— TASK STATEMENT —
Filter out everything except lines holding "operativos".

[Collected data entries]

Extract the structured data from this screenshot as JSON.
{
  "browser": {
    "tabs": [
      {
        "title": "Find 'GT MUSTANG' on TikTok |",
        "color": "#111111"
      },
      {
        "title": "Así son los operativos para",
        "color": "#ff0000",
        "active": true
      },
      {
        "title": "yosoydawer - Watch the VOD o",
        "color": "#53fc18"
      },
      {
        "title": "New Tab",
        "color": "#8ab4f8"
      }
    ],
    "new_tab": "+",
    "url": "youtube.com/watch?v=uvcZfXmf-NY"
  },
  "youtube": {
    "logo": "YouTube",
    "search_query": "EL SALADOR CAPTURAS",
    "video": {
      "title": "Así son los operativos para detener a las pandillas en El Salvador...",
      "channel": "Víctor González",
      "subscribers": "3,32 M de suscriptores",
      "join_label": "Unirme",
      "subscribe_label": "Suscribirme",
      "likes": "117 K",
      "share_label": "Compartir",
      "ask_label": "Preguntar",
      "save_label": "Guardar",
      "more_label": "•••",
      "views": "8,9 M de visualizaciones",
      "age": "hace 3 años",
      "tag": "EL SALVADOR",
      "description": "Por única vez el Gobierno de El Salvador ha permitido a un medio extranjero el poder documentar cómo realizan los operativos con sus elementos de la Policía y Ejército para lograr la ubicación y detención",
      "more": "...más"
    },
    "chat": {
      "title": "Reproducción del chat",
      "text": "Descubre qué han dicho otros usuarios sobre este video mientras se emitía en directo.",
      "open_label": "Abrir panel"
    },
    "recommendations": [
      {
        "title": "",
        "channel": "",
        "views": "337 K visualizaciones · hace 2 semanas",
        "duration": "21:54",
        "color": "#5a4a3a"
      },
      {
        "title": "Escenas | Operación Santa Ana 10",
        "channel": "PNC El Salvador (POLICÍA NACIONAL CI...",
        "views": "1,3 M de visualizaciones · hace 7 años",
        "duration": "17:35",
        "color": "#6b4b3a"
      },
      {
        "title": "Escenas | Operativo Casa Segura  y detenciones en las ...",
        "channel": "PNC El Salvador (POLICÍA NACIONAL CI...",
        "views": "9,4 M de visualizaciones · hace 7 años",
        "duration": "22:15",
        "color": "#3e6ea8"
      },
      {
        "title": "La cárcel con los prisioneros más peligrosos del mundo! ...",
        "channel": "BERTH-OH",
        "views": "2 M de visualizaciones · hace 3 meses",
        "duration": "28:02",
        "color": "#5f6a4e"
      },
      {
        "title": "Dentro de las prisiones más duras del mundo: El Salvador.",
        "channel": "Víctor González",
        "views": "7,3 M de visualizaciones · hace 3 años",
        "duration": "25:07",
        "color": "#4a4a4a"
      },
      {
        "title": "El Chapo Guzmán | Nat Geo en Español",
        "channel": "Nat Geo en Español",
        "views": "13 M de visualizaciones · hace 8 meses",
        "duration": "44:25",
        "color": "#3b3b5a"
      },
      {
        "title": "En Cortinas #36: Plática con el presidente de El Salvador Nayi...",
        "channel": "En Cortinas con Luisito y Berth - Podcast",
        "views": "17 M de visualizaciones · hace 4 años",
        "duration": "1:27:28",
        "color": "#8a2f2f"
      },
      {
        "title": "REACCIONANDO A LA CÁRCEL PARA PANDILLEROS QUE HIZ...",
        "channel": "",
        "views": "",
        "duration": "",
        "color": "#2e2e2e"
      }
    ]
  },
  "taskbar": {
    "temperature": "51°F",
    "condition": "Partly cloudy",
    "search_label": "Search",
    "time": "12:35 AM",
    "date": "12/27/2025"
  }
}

==

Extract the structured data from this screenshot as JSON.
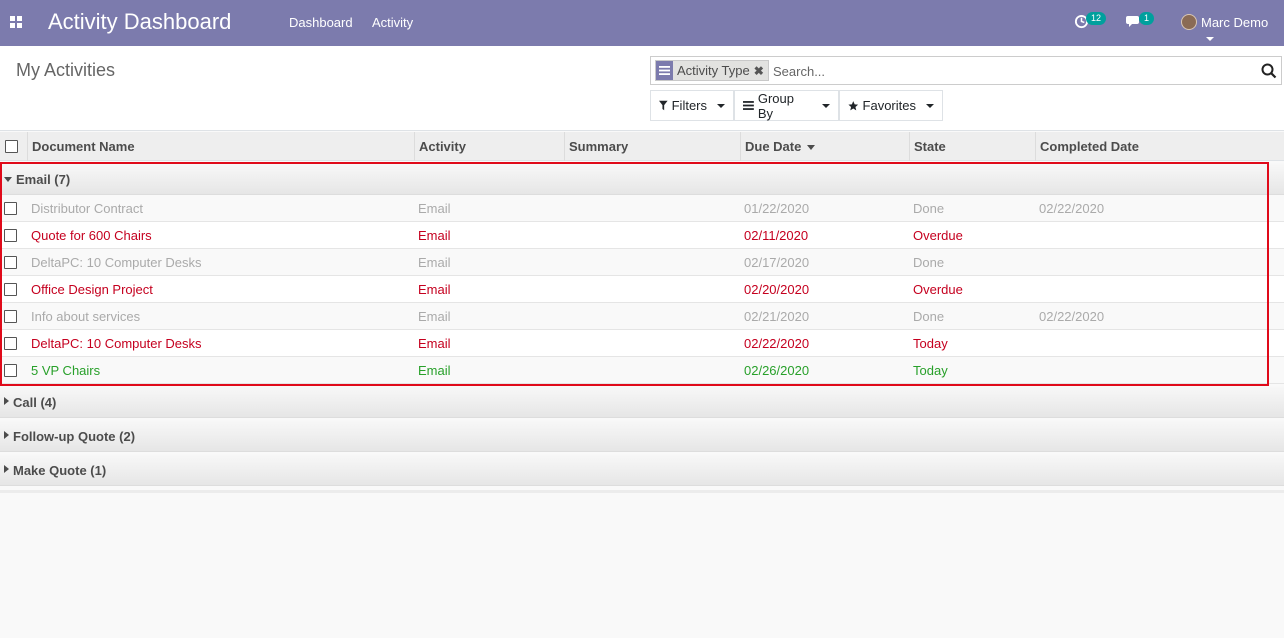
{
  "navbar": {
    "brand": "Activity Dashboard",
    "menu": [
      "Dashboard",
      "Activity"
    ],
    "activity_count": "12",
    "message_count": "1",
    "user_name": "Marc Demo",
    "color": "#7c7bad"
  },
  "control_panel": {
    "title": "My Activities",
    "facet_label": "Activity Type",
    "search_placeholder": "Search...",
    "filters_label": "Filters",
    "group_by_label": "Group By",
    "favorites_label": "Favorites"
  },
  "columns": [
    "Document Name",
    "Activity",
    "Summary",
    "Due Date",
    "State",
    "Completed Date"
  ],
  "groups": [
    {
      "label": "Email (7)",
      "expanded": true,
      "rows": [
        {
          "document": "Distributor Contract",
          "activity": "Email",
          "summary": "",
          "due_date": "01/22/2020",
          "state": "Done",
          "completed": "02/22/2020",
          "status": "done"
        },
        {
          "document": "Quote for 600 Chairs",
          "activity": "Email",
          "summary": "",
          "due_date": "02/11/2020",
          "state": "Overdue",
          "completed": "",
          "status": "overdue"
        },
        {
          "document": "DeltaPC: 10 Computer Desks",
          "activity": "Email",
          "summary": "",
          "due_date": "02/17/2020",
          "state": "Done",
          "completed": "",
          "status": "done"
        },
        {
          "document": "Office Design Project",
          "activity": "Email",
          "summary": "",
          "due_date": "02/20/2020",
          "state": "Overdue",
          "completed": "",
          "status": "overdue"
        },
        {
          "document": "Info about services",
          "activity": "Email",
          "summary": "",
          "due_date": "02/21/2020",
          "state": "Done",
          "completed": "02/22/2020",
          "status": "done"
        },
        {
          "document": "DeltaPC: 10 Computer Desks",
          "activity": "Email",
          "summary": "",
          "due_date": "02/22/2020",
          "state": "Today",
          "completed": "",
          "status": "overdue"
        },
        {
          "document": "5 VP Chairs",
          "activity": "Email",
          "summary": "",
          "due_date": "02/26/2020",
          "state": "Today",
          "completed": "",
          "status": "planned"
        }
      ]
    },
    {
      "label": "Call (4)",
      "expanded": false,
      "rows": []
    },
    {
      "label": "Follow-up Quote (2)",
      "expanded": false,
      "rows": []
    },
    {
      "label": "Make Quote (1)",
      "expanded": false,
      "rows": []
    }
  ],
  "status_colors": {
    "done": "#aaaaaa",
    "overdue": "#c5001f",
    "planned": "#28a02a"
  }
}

— RESULT OF THE EXERCISE —
        "title": "Así son los operativos para",
      "title": "Así son los operativos para detener a las pandillas en El Salvador...",
      "description": "Por única vez el Gobierno de El Salvador ha permitido a un medio extranjero el poder documentar cómo realizan los operativos con sus elementos de la Policía y Ejército para lograr la ubicación y detención",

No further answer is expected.